Task material:
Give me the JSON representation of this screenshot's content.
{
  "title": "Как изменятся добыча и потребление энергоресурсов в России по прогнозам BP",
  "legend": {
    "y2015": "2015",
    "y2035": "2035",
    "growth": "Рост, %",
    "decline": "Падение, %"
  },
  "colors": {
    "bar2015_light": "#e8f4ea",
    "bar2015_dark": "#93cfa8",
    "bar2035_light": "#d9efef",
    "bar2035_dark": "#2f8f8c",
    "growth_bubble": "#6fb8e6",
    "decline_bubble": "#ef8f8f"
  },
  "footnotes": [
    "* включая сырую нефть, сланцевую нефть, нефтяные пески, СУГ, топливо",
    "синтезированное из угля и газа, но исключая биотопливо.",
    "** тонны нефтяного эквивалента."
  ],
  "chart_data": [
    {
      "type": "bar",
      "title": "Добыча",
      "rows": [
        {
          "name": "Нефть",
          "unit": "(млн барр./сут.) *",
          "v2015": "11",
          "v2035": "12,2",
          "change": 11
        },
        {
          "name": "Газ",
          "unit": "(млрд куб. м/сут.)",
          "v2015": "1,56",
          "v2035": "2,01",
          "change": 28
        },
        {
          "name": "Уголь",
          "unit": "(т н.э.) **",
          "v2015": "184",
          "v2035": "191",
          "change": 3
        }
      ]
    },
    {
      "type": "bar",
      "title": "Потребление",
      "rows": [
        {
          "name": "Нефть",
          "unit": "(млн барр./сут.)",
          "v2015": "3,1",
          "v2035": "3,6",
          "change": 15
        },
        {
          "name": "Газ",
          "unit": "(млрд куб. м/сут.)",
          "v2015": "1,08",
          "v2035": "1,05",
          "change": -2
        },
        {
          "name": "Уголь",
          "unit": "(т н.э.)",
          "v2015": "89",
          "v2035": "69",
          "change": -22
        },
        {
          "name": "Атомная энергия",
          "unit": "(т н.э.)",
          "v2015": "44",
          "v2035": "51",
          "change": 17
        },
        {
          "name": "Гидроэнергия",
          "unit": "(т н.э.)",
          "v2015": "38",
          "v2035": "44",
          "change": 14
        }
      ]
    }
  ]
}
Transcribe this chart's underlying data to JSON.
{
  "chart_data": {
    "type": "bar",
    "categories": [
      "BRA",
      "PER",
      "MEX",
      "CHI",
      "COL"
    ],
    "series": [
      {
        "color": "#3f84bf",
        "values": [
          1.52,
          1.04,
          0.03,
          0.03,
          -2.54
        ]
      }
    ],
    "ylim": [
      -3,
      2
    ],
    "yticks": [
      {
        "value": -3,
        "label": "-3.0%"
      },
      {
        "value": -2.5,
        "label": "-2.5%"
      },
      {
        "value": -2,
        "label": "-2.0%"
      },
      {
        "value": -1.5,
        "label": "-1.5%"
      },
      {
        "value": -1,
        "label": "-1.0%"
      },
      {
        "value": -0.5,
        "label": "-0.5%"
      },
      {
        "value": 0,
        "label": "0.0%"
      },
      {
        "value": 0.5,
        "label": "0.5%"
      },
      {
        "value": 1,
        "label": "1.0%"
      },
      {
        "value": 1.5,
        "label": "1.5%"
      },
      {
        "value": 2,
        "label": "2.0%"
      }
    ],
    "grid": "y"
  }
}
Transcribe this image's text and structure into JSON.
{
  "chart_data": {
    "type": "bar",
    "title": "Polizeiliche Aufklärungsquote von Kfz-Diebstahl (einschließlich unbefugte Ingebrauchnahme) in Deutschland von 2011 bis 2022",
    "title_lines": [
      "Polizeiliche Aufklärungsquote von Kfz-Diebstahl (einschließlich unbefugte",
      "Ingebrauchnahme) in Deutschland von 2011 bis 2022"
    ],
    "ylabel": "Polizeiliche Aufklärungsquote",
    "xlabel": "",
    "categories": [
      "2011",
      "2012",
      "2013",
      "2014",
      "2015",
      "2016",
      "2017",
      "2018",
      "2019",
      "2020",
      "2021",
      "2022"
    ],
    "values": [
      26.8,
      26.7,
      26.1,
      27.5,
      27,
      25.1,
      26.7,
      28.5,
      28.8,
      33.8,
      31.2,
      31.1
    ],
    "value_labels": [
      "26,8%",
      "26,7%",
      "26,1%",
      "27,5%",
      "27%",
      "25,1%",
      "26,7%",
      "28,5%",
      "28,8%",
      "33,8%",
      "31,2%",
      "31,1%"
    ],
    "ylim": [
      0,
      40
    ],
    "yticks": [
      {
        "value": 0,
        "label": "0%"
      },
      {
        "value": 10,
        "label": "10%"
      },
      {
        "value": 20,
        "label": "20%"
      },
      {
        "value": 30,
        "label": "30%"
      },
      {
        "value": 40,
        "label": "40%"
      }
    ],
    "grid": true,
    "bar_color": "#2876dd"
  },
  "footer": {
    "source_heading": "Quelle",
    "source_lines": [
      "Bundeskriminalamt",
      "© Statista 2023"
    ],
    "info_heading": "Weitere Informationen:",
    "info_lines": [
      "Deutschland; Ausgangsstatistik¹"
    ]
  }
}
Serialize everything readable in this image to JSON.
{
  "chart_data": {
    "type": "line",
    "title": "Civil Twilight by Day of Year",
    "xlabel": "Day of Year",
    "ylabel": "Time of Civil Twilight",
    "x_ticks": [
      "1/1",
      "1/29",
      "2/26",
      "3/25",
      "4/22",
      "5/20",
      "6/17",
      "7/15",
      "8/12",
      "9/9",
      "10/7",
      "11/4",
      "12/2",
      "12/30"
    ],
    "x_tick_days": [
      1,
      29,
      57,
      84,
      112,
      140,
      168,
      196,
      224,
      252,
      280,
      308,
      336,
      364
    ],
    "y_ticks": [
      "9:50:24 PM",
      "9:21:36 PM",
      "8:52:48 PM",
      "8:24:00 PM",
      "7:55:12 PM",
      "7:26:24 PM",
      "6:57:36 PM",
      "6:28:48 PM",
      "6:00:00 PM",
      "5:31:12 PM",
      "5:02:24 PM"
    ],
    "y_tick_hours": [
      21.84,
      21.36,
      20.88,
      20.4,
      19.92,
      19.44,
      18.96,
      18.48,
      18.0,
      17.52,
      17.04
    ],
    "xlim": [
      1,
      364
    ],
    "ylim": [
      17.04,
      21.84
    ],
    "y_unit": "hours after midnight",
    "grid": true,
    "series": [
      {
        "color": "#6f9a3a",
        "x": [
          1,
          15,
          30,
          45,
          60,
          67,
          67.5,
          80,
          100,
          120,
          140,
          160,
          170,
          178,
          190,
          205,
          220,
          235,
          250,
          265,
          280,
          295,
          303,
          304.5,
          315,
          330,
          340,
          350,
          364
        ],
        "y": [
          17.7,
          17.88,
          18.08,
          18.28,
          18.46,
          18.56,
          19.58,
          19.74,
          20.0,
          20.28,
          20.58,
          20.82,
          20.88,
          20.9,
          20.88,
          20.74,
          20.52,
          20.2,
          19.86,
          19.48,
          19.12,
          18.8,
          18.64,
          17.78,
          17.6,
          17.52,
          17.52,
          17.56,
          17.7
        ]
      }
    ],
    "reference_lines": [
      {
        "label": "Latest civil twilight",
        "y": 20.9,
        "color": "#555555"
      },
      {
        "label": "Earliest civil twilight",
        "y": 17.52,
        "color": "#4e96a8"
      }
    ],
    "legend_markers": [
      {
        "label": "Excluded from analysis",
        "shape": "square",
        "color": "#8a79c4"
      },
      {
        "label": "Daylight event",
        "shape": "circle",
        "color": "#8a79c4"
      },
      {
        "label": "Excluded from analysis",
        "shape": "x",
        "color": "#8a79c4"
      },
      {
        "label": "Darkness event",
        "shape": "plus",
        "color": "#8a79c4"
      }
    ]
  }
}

Set task:
Reproduce the data in full, exactly as presented.

Task output:
Give me the JSON representation of this screenshot's content.
{
  "title": "Как изменятся добыча и потребление энергоресурсов в России по прогнозам BP",
  "legend": {
    "y2015": "2015",
    "y2035": "2035",
    "growth": "Рост, %",
    "decline": "Падение, %"
  },
  "colors": {
    "bar2015_light": "#e8f4ea",
    "bar2015_dark": "#93cfa8",
    "bar2035_light": "#d9efef",
    "bar2035_dark": "#2f8f8c",
    "growth_bubble": "#6fb8e6",
    "decline_bubble": "#ef8f8f"
  },
  "footnotes": [
    "* включая сырую нефть, сланцевую нефть, нефтяные пески, СУГ, топливо",
    "синтезированное из угля и газа, но исключая биотопливо.",
    "** тонны нефтяного эквивалента."
  ],
  "chart_data": [
    {
      "type": "bar",
      "title": "Добыча",
      "rows": [
        {
          "name": "Нефть",
          "unit": "(млн барр./сут.) *",
          "v2015": "11",
          "v2035": "12,2",
          "change": 11
        },
        {
          "name": "Газ",
          "unit": "(млрд куб. м/сут.)",
          "v2015": "1,56",
          "v2035": "2,01",
          "change": 28
        },
        {
          "name": "Уголь",
          "unit": "(т н.э.) **",
          "v2015": "184",
          "v2035": "191",
          "change": 3
        }
      ]
    },
    {
      "type": "bar",
      "title": "Потребление",
      "rows": [
        {
          "name": "Нефть",
          "unit": "(млн барр./сут.)",
          "v2015": "3,1",
          "v2035": "3,6",
          "change": 15
        },
        {
          "name": "Газ",
          "unit": "(млрд куб. м/сут.)",
          "v2015": "1,08",
          "v2035": "1,05",
          "change": -2
        },
        {
          "name": "Уголь",
          "unit": "(т н.э.)",
          "v2015": "89",
          "v2035": "69",
          "change": -22
        },
        {
          "name": "Атомная энергия",
          "unit": "(т н.э.)",
          "v2015": "44",
          "v2035": "51",
          "change": 17
        },
        {
          "name": "Гидроэнергия",
          "unit": "(т н.э.)",
          "v2015": "38",
          "v2035": "44",
          "change": 14
        }
      ]
    }
  ]
}
Transcribe this chart's underlying data to JSON.
{
  "chart_data": {
    "type": "bar",
    "categories": [
      "BRA",
      "PER",
      "MEX",
      "CHI",
      "COL"
    ],
    "series": [
      {
        "color": "#3f84bf",
        "values": [
          1.52,
          1.04,
          0.03,
          0.03,
          -2.54
        ]
      }
    ],
    "ylim": [
      -3,
      2
    ],
    "yticks": [
      {
        "value": -3,
        "label": "-3.0%"
      },
      {
        "value": -2.5,
        "label": "-2.5%"
      },
      {
        "value": -2,
        "label": "-2.0%"
      },
      {
        "value": -1.5,
        "label": "-1.5%"
      },
      {
        "value": -1,
        "label": "-1.0%"
      },
      {
        "value": -0.5,
        "label": "-0.5%"
      },
      {
        "value": 0,
        "label": "0.0%"
      },
      {
        "value": 0.5,
        "label": "0.5%"
      },
      {
        "value": 1,
        "label": "1.0%"
      },
      {
        "value": 1.5,
        "label": "1.5%"
      },
      {
        "value": 2,
        "label": "2.0%"
      }
    ],
    "grid": "y"
  }
}
Transcribe this image's text and structure into JSON.
{
  "chart_data": {
    "type": "bar",
    "title": "Polizeiliche Aufklärungsquote von Kfz-Diebstahl (einschließlich unbefugte Ingebrauchnahme) in Deutschland von 2011 bis 2022",
    "title_lines": [
      "Polizeiliche Aufklärungsquote von Kfz-Diebstahl (einschließlich unbefugte",
      "Ingebrauchnahme) in Deutschland von 2011 bis 2022"
    ],
    "ylabel": "Polizeiliche Aufklärungsquote",
    "xlabel": "",
    "categories": [
      "2011",
      "2012",
      "2013",
      "2014",
      "2015",
      "2016",
      "2017",
      "2018",
      "2019",
      "2020",
      "2021",
      "2022"
    ],
    "values": [
      26.8,
      26.7,
      26.1,
      27.5,
      27,
      25.1,
      26.7,
      28.5,
      28.8,
      33.8,
      31.2,
      31.1
    ],
    "value_labels": [
      "26,8%",
      "26,7%",
      "26,1%",
      "27,5%",
      "27%",
      "25,1%",
      "26,7%",
      "28,5%",
      "28,8%",
      "33,8%",
      "31,2%",
      "31,1%"
    ],
    "ylim": [
      0,
      40
    ],
    "yticks": [
      {
        "value": 0,
        "label": "0%"
      },
      {
        "value": 10,
        "label": "10%"
      },
      {
        "value": 20,
        "label": "20%"
      },
      {
        "value": 30,
        "label": "30%"
      },
      {
        "value": 40,
        "label": "40%"
      }
    ],
    "grid": true,
    "bar_color": "#2876dd"
  },
  "footer": {
    "source_heading": "Quelle",
    "source_lines": [
      "Bundeskriminalamt",
      "© Statista 2023"
    ],
    "info_heading": "Weitere Informationen:",
    "info_lines": [
      "Deutschland; Ausgangsstatistik¹"
    ]
  }
}
Serialize everything readable in this image to JSON.
{
  "chart_data": {
    "type": "line",
    "title": "Civil Twilight by Day of Year",
    "xlabel": "Day of Year",
    "ylabel": "Time of Civil Twilight",
    "x_ticks": [
      "1/1",
      "1/29",
      "2/26",
      "3/25",
      "4/22",
      "5/20",
      "6/17",
      "7/15",
      "8/12",
      "9/9",
      "10/7",
      "11/4",
      "12/2",
      "12/30"
    ],
    "x_tick_days": [
      1,
      29,
      57,
      84,
      112,
      140,
      168,
      196,
      224,
      252,
      280,
      308,
      336,
      364
    ],
    "y_ticks": [
      "9:50:24 PM",
      "9:21:36 PM",
      "8:52:48 PM",
      "8:24:00 PM",
      "7:55:12 PM",
      "7:26:24 PM",
      "6:57:36 PM",
      "6:28:48 PM",
      "6:00:00 PM",
      "5:31:12 PM",
      "5:02:24 PM"
    ],
    "y_tick_hours": [
      21.84,
      21.36,
      20.88,
      20.4,
      19.92,
      19.44,
      18.96,
      18.48,
      18.0,
      17.52,
      17.04
    ],
    "xlim": [
      1,
      364
    ],
    "ylim": [
      17.04,
      21.84
    ],
    "y_unit": "hours after midnight",
    "grid": true,
    "series": [
      {
        "color": "#6f9a3a",
        "x": [
          1,
          15,
          30,
          45,
          60,
          67,
          67.5,
          80,
          100,
          120,
          140,
          160,
          170,
          178,
          190,
          205,
          220,
          235,
          250,
          265,
          280,
          295,
          303,
          304.5,
          315,
          330,
          340,
          350,
          364
        ],
        "y": [
          17.7,
          17.88,
          18.08,
          18.28,
          18.46,
          18.56,
          19.58,
          19.74,
          20.0,
          20.28,
          20.58,
          20.82,
          20.88,
          20.9,
          20.88,
          20.74,
          20.52,
          20.2,
          19.86,
          19.48,
          19.12,
          18.8,
          18.64,
          17.78,
          17.6,
          17.52,
          17.52,
          17.56,
          17.7
        ]
      }
    ],
    "reference_lines": [
      {
        "label": "Latest civil twilight",
        "y": 20.9,
        "color": "#555555"
      },
      {
        "label": "Earliest civil twilight",
        "y": 17.52,
        "color": "#4e96a8"
      }
    ],
    "legend_markers": [
      {
        "label": "Excluded from analysis",
        "shape": "square",
        "color": "#8a79c4"
      },
      {
        "label": "Daylight event",
        "shape": "circle",
        "color": "#8a79c4"
      },
      {
        "label": "Excluded from analysis",
        "shape": "x",
        "color": "#8a79c4"
      },
      {
        "label": "Darkness event",
        "shape": "plus",
        "color": "#8a79c4"
      }
    ]
  }
}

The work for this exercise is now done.